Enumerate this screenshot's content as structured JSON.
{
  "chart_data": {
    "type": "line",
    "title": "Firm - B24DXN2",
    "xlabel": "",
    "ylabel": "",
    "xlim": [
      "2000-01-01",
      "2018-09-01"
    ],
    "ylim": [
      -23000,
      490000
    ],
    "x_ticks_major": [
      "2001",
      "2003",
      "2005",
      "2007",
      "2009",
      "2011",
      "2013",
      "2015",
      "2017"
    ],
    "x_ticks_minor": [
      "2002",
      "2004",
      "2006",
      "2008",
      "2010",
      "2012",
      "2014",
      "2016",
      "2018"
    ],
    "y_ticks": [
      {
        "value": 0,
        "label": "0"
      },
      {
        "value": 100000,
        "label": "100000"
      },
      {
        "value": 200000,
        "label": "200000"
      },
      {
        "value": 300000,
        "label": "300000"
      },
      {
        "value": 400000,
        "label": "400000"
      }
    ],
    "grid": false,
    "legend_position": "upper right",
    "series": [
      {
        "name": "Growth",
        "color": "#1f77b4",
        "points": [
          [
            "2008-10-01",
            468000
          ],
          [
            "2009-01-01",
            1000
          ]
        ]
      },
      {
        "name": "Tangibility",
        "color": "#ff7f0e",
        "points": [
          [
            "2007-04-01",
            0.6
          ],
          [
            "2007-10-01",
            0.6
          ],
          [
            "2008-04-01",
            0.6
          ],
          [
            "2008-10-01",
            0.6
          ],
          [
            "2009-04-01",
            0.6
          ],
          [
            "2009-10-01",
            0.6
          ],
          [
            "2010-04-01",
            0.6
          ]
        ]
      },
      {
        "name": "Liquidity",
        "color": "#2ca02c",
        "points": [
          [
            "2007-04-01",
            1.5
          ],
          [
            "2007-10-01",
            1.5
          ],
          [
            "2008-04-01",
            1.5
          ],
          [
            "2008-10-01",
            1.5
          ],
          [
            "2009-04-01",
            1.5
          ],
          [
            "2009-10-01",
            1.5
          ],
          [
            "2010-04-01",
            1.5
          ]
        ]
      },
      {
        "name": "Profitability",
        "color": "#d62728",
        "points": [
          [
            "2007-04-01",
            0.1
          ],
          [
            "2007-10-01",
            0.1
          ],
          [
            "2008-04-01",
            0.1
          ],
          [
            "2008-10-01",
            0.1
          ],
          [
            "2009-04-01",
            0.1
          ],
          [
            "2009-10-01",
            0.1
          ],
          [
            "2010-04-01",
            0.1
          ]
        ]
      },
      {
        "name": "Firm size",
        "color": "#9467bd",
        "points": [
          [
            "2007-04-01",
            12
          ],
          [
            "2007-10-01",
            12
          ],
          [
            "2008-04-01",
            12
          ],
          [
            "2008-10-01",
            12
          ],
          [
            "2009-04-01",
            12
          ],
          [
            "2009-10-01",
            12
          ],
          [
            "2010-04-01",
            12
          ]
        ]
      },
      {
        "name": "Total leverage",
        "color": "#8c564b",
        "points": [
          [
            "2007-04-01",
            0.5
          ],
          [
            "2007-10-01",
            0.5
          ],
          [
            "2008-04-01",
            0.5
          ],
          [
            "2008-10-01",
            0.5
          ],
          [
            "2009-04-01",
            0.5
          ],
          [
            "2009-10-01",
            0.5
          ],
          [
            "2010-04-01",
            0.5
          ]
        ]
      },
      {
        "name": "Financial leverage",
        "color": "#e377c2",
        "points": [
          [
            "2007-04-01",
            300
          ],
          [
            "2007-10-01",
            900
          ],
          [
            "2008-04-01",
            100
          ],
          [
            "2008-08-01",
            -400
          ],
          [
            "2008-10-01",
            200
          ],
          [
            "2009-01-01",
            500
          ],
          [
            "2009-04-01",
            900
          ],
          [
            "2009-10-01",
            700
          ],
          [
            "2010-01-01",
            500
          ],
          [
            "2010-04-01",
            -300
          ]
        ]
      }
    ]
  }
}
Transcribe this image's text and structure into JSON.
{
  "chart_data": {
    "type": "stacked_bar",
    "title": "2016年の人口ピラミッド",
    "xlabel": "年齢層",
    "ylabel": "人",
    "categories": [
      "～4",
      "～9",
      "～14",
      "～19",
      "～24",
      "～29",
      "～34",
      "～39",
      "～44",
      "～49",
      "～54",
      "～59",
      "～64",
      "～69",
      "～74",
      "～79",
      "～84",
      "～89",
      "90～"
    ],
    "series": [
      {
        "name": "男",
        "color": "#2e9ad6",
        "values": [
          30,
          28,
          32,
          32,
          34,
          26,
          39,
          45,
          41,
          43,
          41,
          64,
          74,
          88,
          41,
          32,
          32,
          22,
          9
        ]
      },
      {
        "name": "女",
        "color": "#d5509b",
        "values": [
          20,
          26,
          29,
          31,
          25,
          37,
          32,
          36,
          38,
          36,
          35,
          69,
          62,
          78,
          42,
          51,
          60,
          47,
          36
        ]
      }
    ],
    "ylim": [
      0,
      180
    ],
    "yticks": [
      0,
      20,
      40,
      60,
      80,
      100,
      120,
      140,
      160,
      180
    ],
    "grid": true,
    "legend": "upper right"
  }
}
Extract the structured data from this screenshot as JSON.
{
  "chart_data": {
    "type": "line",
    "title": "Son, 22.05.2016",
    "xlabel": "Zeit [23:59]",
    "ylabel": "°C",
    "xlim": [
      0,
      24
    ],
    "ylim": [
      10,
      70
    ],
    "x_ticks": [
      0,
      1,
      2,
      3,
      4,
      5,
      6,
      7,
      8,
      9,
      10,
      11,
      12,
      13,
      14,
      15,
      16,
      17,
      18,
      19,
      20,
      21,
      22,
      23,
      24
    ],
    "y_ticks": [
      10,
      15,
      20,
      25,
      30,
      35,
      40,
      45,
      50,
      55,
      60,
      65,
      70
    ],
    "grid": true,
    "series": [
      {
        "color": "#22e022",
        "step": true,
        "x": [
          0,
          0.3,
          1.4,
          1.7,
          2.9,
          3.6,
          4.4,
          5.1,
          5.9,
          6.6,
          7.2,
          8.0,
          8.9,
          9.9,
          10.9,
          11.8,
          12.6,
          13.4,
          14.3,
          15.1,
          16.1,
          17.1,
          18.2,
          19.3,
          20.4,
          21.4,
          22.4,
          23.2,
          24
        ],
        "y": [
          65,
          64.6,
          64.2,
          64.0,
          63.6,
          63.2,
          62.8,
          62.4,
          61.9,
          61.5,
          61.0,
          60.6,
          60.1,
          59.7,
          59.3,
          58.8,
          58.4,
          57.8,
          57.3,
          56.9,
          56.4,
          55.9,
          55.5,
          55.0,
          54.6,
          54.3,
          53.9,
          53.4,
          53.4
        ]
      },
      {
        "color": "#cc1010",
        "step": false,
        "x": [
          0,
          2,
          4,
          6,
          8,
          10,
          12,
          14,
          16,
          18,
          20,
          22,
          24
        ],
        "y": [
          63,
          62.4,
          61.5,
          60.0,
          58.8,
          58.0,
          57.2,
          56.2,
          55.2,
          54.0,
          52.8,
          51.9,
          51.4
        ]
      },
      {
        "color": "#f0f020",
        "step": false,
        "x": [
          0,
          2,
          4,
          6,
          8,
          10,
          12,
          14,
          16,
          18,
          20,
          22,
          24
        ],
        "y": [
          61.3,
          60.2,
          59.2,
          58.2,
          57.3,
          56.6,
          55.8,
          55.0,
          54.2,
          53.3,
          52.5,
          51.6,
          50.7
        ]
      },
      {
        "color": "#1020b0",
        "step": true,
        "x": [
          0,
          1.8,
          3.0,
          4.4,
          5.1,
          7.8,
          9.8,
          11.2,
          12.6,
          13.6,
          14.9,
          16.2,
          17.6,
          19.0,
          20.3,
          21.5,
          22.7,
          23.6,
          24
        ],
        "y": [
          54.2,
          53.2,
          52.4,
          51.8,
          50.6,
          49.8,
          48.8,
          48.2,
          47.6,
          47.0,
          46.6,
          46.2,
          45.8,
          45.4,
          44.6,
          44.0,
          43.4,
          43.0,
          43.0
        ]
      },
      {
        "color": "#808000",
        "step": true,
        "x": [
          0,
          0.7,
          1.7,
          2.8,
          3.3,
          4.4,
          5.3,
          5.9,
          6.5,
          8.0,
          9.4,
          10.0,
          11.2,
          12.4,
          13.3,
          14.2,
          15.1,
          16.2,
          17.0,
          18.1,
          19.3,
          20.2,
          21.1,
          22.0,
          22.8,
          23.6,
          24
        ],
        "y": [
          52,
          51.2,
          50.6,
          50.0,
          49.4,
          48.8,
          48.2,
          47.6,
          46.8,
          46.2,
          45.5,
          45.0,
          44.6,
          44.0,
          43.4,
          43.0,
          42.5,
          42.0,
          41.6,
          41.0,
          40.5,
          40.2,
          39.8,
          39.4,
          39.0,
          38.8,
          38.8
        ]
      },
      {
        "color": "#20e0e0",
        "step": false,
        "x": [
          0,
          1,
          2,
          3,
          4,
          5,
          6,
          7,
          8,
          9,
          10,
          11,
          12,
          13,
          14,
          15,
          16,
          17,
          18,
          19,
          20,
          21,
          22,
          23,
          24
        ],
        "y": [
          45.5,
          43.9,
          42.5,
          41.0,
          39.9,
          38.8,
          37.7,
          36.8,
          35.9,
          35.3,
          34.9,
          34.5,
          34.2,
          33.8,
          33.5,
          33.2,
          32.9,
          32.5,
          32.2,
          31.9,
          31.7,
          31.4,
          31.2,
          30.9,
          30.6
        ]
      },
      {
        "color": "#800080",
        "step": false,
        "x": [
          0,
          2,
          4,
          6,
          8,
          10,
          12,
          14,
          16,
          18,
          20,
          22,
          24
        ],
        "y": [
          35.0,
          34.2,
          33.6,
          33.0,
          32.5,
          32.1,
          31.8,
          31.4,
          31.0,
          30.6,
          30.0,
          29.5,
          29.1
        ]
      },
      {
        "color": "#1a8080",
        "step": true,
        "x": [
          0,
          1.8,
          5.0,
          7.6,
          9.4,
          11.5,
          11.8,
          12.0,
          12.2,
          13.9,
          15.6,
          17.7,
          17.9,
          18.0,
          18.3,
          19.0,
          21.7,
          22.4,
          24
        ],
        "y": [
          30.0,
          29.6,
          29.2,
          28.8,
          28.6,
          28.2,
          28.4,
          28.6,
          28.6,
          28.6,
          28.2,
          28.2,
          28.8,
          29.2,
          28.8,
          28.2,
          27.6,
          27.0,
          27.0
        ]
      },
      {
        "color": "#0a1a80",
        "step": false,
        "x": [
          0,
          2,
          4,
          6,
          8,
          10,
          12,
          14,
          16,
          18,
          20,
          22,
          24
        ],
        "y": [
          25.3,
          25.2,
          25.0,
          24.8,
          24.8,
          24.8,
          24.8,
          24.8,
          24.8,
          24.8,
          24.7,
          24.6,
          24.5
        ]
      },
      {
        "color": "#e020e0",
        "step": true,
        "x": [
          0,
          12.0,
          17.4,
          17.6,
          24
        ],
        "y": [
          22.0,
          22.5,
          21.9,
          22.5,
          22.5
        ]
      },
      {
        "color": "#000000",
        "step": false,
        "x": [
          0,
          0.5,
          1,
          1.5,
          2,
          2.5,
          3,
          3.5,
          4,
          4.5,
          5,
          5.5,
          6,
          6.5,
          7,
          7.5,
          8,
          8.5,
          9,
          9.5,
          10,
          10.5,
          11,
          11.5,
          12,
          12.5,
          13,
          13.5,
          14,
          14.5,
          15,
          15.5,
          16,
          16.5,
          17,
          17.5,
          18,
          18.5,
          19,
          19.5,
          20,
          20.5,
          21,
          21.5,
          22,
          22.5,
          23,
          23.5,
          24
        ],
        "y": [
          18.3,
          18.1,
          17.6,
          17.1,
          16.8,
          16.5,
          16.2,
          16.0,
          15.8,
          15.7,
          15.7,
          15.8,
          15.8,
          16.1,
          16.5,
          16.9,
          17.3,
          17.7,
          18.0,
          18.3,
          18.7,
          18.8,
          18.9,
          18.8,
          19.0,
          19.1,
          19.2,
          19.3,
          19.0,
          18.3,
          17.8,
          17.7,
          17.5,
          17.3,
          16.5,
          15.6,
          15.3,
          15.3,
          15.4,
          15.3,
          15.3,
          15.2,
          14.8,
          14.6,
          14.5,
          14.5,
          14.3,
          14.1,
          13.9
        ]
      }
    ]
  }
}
• • •
*Exercise objective*
Using the records above, copy every line that has the word "title" in it.

*Exercise solution*
    "title": "Firm - B24DXN2",
    "title": "2016年の人口ピラミッド",
    "title": "Son, 22.05.2016",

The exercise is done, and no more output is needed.